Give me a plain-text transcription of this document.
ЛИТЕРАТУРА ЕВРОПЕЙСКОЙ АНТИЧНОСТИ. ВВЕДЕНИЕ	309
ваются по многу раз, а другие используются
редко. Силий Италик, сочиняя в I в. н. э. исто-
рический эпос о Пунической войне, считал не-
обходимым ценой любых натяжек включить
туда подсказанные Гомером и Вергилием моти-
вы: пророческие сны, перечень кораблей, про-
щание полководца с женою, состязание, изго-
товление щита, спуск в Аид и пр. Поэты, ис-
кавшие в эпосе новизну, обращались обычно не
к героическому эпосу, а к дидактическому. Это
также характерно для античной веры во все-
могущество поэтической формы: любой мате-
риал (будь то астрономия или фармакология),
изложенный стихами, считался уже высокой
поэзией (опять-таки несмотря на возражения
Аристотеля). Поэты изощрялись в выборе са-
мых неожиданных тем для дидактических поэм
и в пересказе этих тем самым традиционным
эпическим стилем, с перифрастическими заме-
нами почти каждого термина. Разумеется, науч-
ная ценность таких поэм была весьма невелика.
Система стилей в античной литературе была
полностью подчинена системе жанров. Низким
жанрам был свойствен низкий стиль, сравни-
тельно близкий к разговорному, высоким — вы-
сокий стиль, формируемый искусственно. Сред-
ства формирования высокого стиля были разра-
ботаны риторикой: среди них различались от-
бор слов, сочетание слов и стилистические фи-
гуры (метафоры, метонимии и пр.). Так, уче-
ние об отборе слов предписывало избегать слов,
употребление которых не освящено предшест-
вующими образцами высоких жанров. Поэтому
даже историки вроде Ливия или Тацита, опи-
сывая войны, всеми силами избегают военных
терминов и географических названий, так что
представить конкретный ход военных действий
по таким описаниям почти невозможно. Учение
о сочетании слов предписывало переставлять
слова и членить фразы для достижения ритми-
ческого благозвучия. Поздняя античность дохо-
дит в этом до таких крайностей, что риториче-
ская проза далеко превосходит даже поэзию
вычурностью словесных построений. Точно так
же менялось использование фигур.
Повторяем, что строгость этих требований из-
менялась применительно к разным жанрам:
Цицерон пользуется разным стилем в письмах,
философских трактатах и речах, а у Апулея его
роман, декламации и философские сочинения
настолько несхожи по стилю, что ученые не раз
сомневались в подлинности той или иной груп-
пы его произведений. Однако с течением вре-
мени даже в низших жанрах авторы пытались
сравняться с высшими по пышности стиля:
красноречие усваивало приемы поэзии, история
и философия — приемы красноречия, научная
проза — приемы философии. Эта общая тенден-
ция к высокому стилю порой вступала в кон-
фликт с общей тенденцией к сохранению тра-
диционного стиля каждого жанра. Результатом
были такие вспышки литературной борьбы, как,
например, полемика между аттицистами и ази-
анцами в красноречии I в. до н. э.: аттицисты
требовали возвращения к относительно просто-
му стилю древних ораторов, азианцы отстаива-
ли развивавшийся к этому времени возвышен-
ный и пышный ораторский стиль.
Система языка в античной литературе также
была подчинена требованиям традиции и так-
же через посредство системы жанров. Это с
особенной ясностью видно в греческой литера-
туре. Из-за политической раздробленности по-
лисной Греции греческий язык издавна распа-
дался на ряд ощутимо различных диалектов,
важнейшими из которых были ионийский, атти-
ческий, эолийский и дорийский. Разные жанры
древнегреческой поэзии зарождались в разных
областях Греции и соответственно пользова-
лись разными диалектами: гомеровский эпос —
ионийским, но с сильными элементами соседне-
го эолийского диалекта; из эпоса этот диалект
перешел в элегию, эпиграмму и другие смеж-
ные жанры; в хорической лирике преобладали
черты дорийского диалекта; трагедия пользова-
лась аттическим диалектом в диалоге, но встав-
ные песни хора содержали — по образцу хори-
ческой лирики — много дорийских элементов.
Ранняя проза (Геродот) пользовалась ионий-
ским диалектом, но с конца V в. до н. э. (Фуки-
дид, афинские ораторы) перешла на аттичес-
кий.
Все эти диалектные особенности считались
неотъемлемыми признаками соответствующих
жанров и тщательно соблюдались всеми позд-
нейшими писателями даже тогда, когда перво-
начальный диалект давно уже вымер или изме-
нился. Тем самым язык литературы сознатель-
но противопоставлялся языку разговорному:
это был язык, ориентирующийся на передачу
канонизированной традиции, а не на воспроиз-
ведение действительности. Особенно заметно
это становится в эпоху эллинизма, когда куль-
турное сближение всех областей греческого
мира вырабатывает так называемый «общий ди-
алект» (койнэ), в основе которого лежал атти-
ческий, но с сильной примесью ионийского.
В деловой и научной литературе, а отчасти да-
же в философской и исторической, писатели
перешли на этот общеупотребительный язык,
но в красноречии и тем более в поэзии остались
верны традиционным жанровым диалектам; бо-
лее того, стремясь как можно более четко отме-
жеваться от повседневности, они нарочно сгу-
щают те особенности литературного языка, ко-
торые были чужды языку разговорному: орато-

##############################

» Exercise task
Copy out each line of the data where the string "диалектом" appears.

» Response to the task
лась аттическим диалектом в диалоге, но встав-
ским диалектом, но с конца V в. до н. э. (Фуки-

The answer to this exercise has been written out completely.